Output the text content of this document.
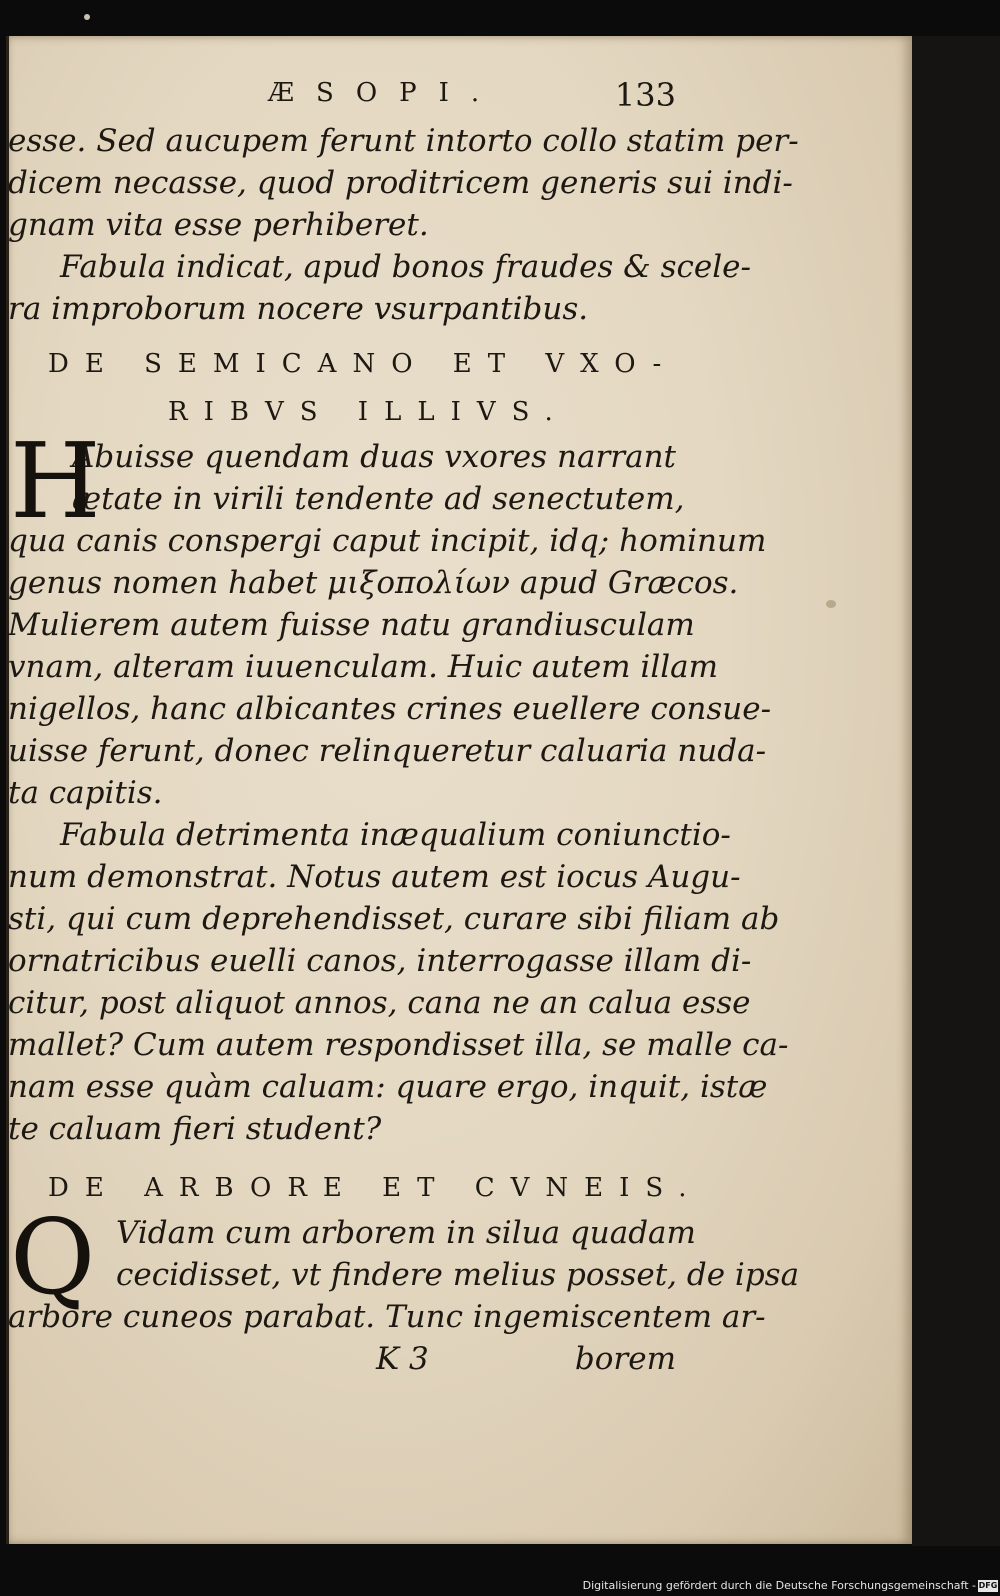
ÆSOPI.	133
esse. Sed aucupem ferunt intorto collo statim per-
dicem necasse, quod proditricem generis sui indi-
gnam vita esse perhiberet.
Fabula indicat, apud bonos fraudes & scele-
ra improborum nocere vsurpantibus.
DE SEMICANO ET VXO-
RIBVS ILLIVS.
H
Abuisse quendam duas vxores narrant
ætate in virili tendente ad senectutem,
qua canis conspergi caput incipit, idq; hominum
genus nomen habet μιξοπολίων apud Græcos.
Mulierem autem fuisse natu grandiusculam
vnam, alteram iuuenculam. Huic autem illam
nigellos, hanc albicantes crines euellere consue-
uisse ferunt, donec relinqueretur caluaria nuda-
ta capitis.
Fabula detrimenta inæqualium coniunctio-
num demonstrat. Notus autem est iocus Augu-
sti, qui cum deprehendisset, curare sibi filiam ab
ornatricibus euelli canos, interrogasse illam di-
citur, post aliquot annos, cana ne an calua esse
mallet? Cum autem respondisset illa, se malle ca-
nam esse quàm caluam: quare ergo, inquit, istæ
te caluam fieri student?
DE ARBORE ET CVNEIS.
Q Vidam cum arborem in silua quadam
cecidisset, vt findere melius posset, de ipsa
arbore cuneos parabat. Tunc ingemiscentem ar-
K 3	borem
Digitalisierung gefördert durch die Deutsche Forschungsgemeinschaft - DFG
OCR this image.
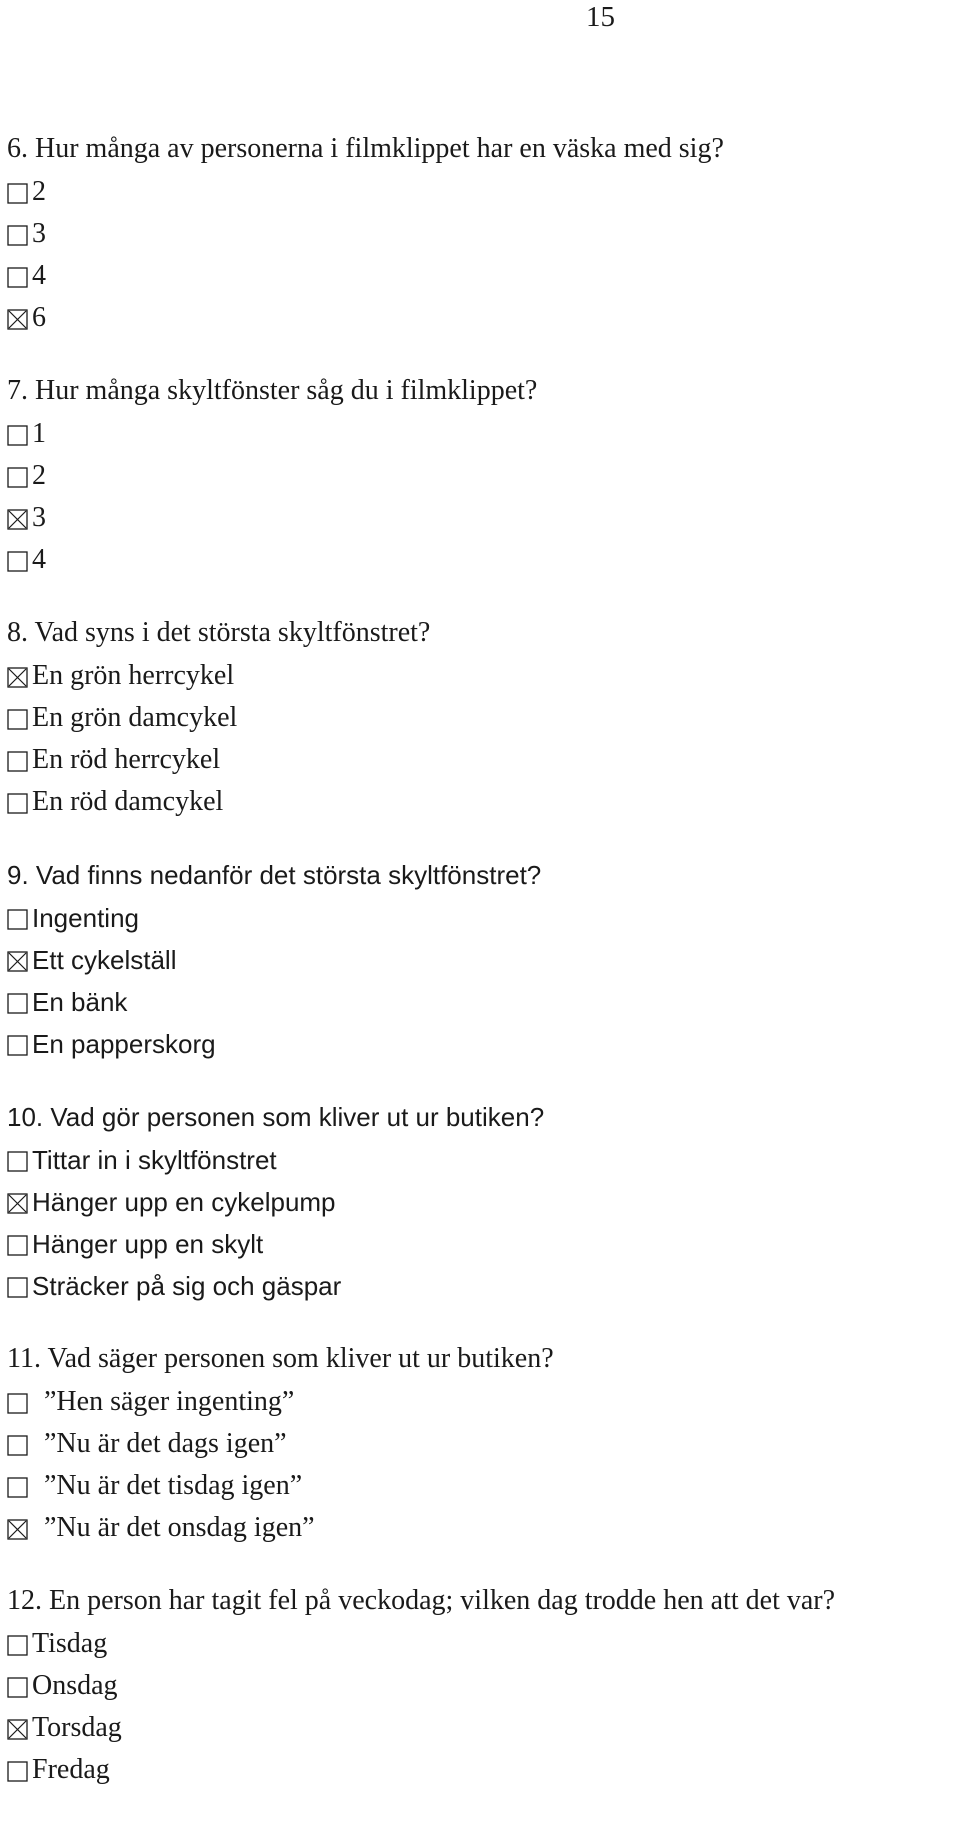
15
6. Hur många av personerna i filmklippet har en väska med sig?
2
3
4
6
7. Hur många skyltfönster såg du i filmklippet?
1
2
3
4
8. Vad syns i det största skyltfönstret?
En grön herrcykel
En grön damcykel
En röd herrcykel
En röd damcykel
9. Vad finns nedanför det största skyltfönstret?
Ingenting
Ett cykelställ
En bänk
En papperskorg
10. Vad gör personen som kliver ut ur butiken?
Tittar in i skyltfönstret
Hänger upp en cykelpump
Hänger upp en skylt
Sträcker på sig och gäspar
11. Vad säger personen som kliver ut ur butiken?
”Hen säger ingenting”
”Nu är det dags igen”
”Nu är det tisdag igen”
”Nu är det onsdag igen”
12. En person har tagit fel på veckodag; vilken dag trodde hen att det var?
Tisdag
Onsdag
Torsdag
Fredag
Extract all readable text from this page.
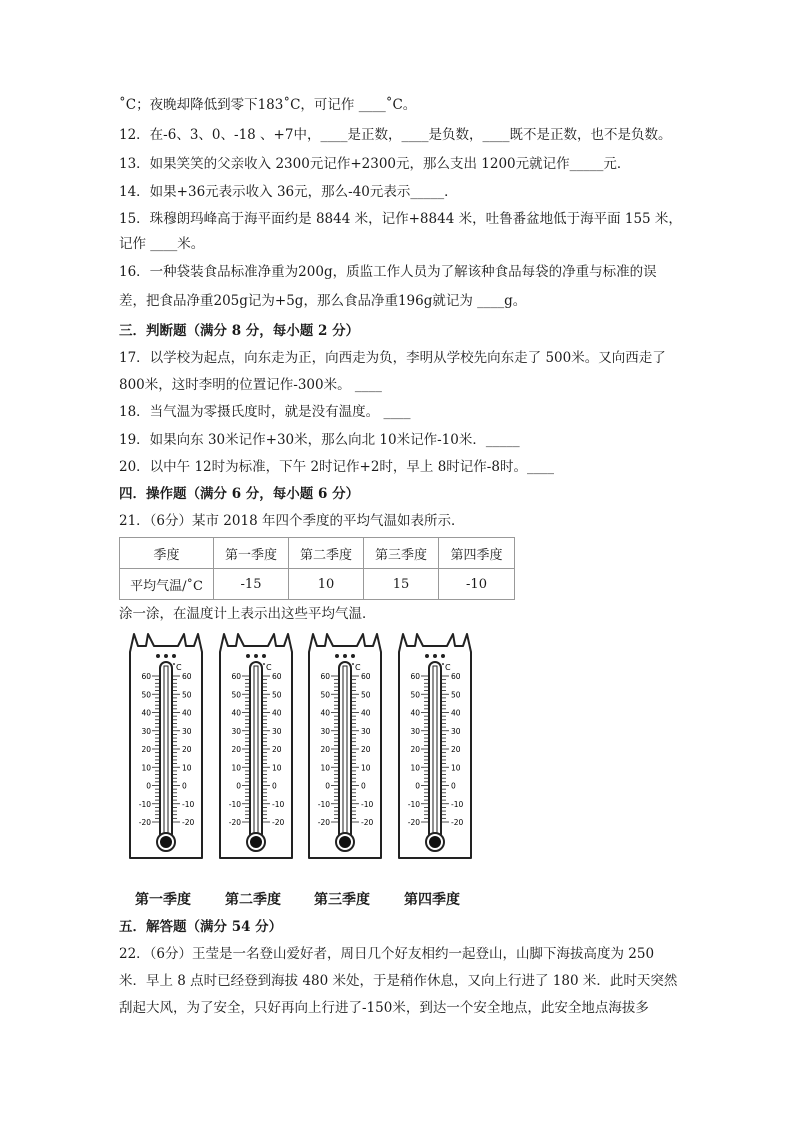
˚C；夜晚却降低到零下183˚C，可记作 ____˚C。
12．在-6、3、0、-18 、+7中，____是正数，____是负数，____既不是正数，也不是负数。
13．如果笑笑的父亲收入 2300元记作+2300元，那么支出 1200元就记作_____元．
14．如果+36元表示收入 36元，那么-40元表示_____．
15．珠穆朗玛峰高于海平面约是 8844 米，记作+8844 米，吐鲁番盆地低于海平面 155 米，
记作 ____米。
16．一种袋装食品标准净重为200g，质监工作人员为了解该种食品每袋的净重与标准的误
差，把食品净重205g记为+5g，那么食品净重196g就记为 ____g。
三．判断题（满分 8 分，每小题 2 分）
17．以学校为起点，向东走为正，向西走为负，李明从学校先向东走了 500米。又向西走了
800米，这时李明的位置记作-300米。 ____
18．当气温为零摄氏度时，就是没有温度。 ____
19．如果向东 30米记作+30米，那么向北 10米记作-10米．_____
20．以中午 12时为标准，下午 2时记作+2时，早上 8时记作-8时。____
四．操作题（满分 6 分，每小题 6 分）
21．（6分）某市 2018 年四个季度的平均气温如表所示．
季度	第一季度	第二季度	第三季度	第四季度
平均气温/˚C	-15	10	15	-10
涂一涂，在温度计上表示出这些平均气温．
˚C
60
50
40
30
20
10
0
-10
-20
60
50
40
30
20
10
0
-10
-20
˚C
60
50
40
30
20
10
0
-10
-20
60
50
40
30
20
10
0
-10
-20
˚C
60
50
40
30
20
10
0
-10
-20
60
50
40
30
20
10
0
-10
-20
˚C
60
50
40
30
20
10
0
-10
-20
60
50
40
30
20
10
0
-10
-20
第一季度	第二季度	第三季度	第四季度
五．解答题（满分 54 分）
22．（6分）王莹是一名登山爱好者，周日几个好友相约一起登山，山脚下海拔高度为 250
米．早上 8 点时已经登到海拔 480 米处，于是稍作休息，又向上行进了 180 米．此时天突然
刮起大风，为了安全，只好再向上行进了-150米，到达一个安全地点，此安全地点海拔多
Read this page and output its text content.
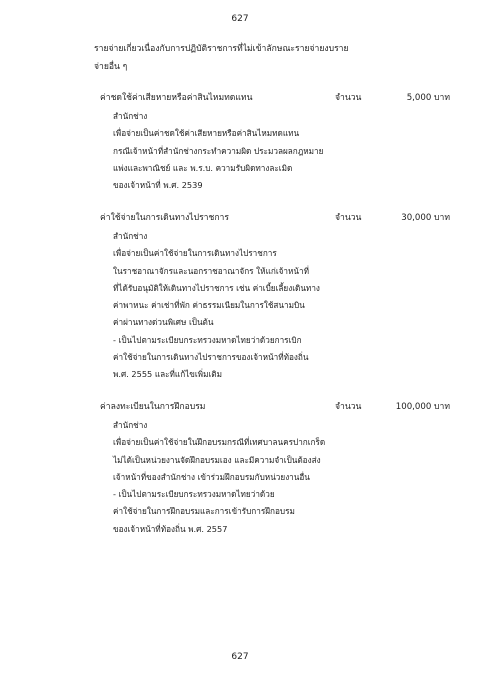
627
รายจ่ายเกี่ยวเนื่องกับการปฏิบัติราชการที่ไม่เข้าลักษณะรายจ่ายงบราย
จ่ายอื่น ๆ
ค่าชดใช้ค่าเสียหายหรือค่าสินไหมทดแทน	จำนวน	5,000 บาท
สำนักช่าง
เพื่อจ่ายเป็นค่าชดใช้ค่าเสียหายหรือค่าสินไหมทดแทน
กรณีเจ้าหน้าที่สำนักช่างกระทำความผิด ประมวลผลกฎหมาย
แพ่งและพาณิชย์ และ พ.ร.บ. ความรับผิดทางละเมิด
ของเจ้าหน้าที่ พ.ศ. 2539
ค่าใช้จ่ายในการเดินทางไปราชการ	จำนวน	30,000 บาท
สำนักช่าง
เพื่อจ่ายเป็นค่าใช้จ่ายในการเดินทางไปราชการ
ในราชอาณาจักรและนอกราชอาณาจักร ให้แก่เจ้าหน้าที่
ที่ได้รับอนุมัติให้เดินทางไปราชการ เช่น ค่าเบี้ยเลี้ยงเดินทาง
ค่าพาหนะ ค่าเช่าที่พัก ค่าธรรมเนียมในการใช้สนามบิน
ค่าผ่านทางด่วนพิเศษ เป็นต้น
- เป็นไปตามระเบียบกระทรวงมหาดไทยว่าด้วยการเบิก
ค่าใช้จ่ายในการเดินทางไปราชการของเจ้าหน้าที่ท้องถิ่น
พ.ศ. 2555 และที่แก้ไขเพิ่มเติม
ค่าลงทะเบียนในการฝึกอบรม	จำนวน	100,000 บาท
สำนักช่าง
เพื่อจ่ายเป็นค่าใช้จ่ายในฝึกอบรมกรณีที่เทศบาลนครปากเกร็ด
ไม่ได้เป็นหน่วยงานจัดฝึกอบรมเอง และมีความจำเป็นต้องส่ง
เจ้าหน้าที่ของสำนักช่าง เข้าร่วมฝึกอบรมกับหน่วยงานอื่น
- เป็นไปตามระเบียบกระทรวงมหาดไทยว่าด้วย
ค่าใช้จ่ายในการฝึกอบรมและการเข้ารับการฝึกอบรม
ของเจ้าหน้าที่ท้องถิ่น พ.ศ. 2557
627
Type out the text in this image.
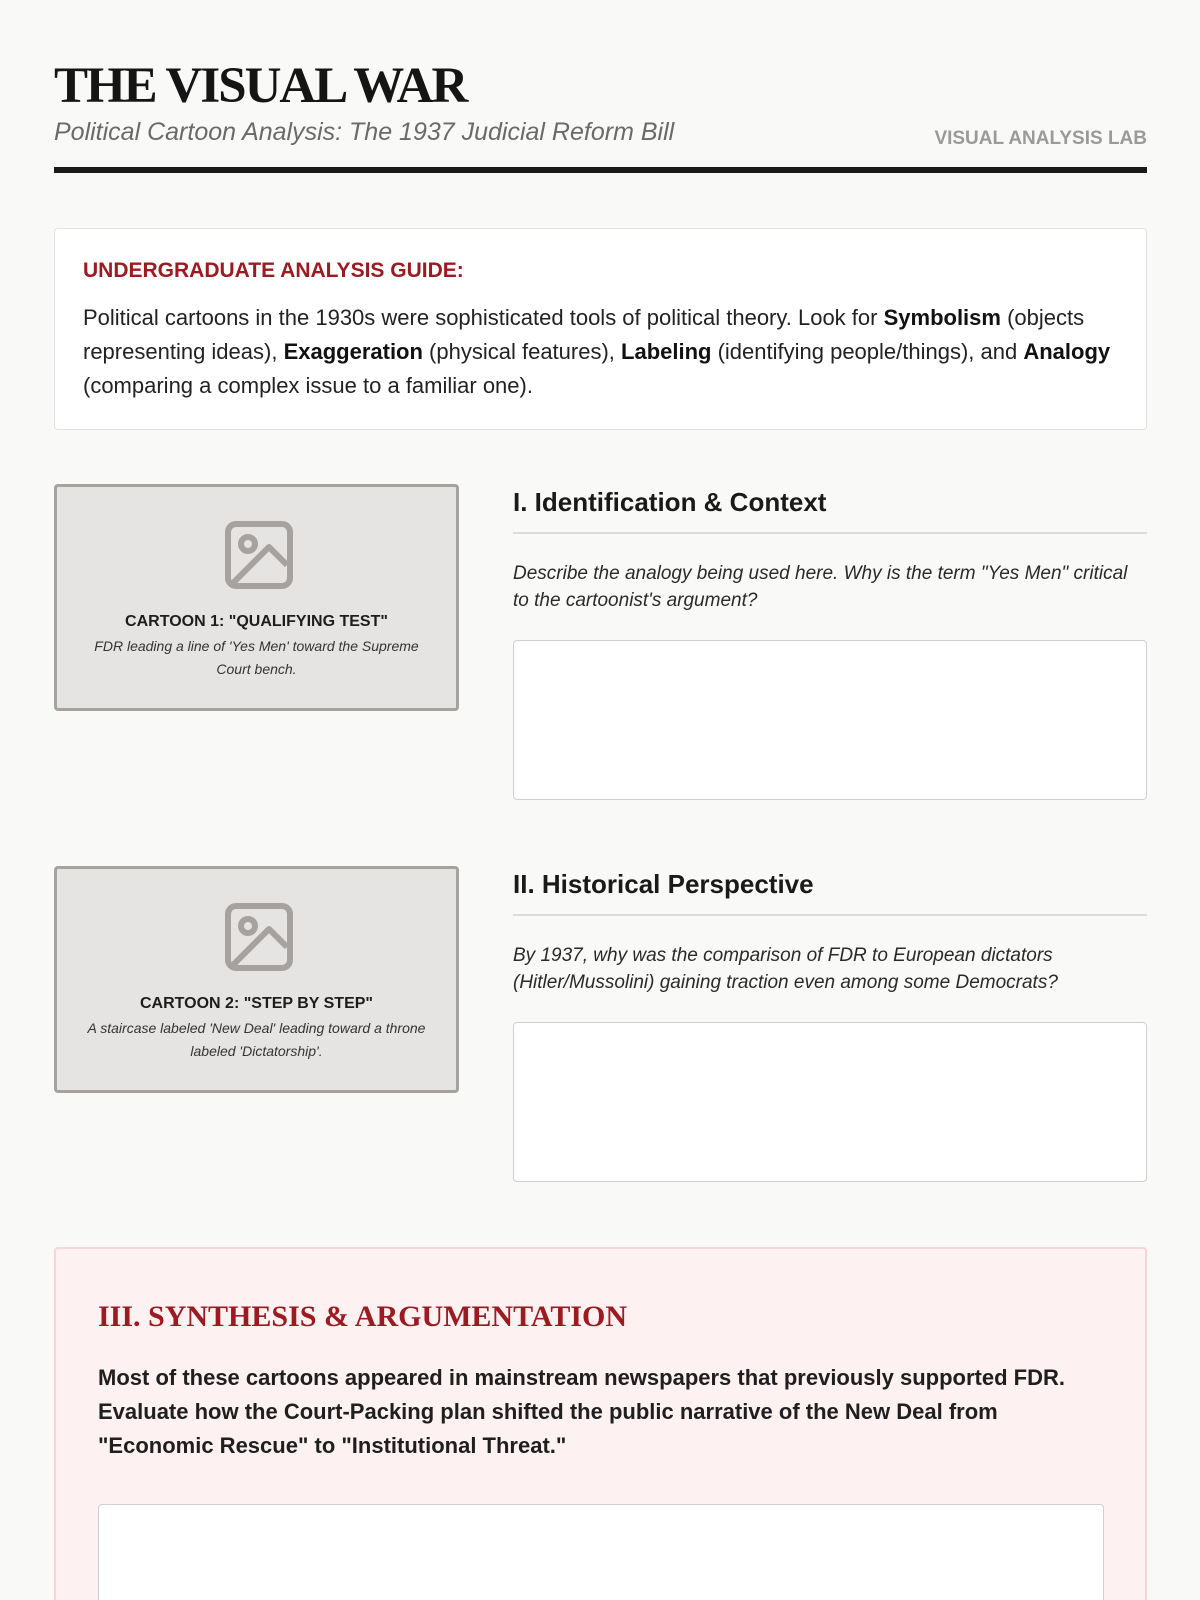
THE VISUAL WAR
Political Cartoon Analysis: The 1937 Judicial Reform Bill	VISUAL ANALYSIS LAB
UNDERGRADUATE ANALYSIS GUIDE:

Political cartoons in the 1930s were sophisticated tools of political theory. Look for Symbolism (objects representing ideas), Exaggeration (physical features), Labeling (identifying people/things), and Analogy (comparing a complex issue to a familiar one).

CARTOON 1: "QUALIFYING TEST"
FDR leading a line of 'Yes Men' toward the Supreme Court bench.
I. Identification & Context
Describe the analogy being used here. Why is the term "Yes Men" critical to the cartoonist's argument?
CARTOON 2: "STEP BY STEP"
A staircase labeled 'New Deal' leading toward a throne labeled 'Dictatorship'.
II. Historical Perspective
By 1937, why was the comparison of FDR to European dictators (Hitler/Mussolini) gaining traction even among some Democrats?
III. SYNTHESIS & ARGUMENTATION
Most of these cartoons appeared in mainstream newspapers that previously supported FDR. Evaluate how the Court-Packing plan shifted the public narrative of the New Deal from "Economic Rescue" to "Institutional Threat."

____

- Task instructions: Pick each line holding the word "Court" out of the listing.

- Solved problem:
FDR leading a line of 'Yes Men' toward the Supreme Court bench.
Most of these cartoons appeared in mainstream newspapers that previously supported FDR. Evaluate how the Court-Packing plan shifted the public narrative of the New Deal from "Economic Rescue" to "Institutional Threat."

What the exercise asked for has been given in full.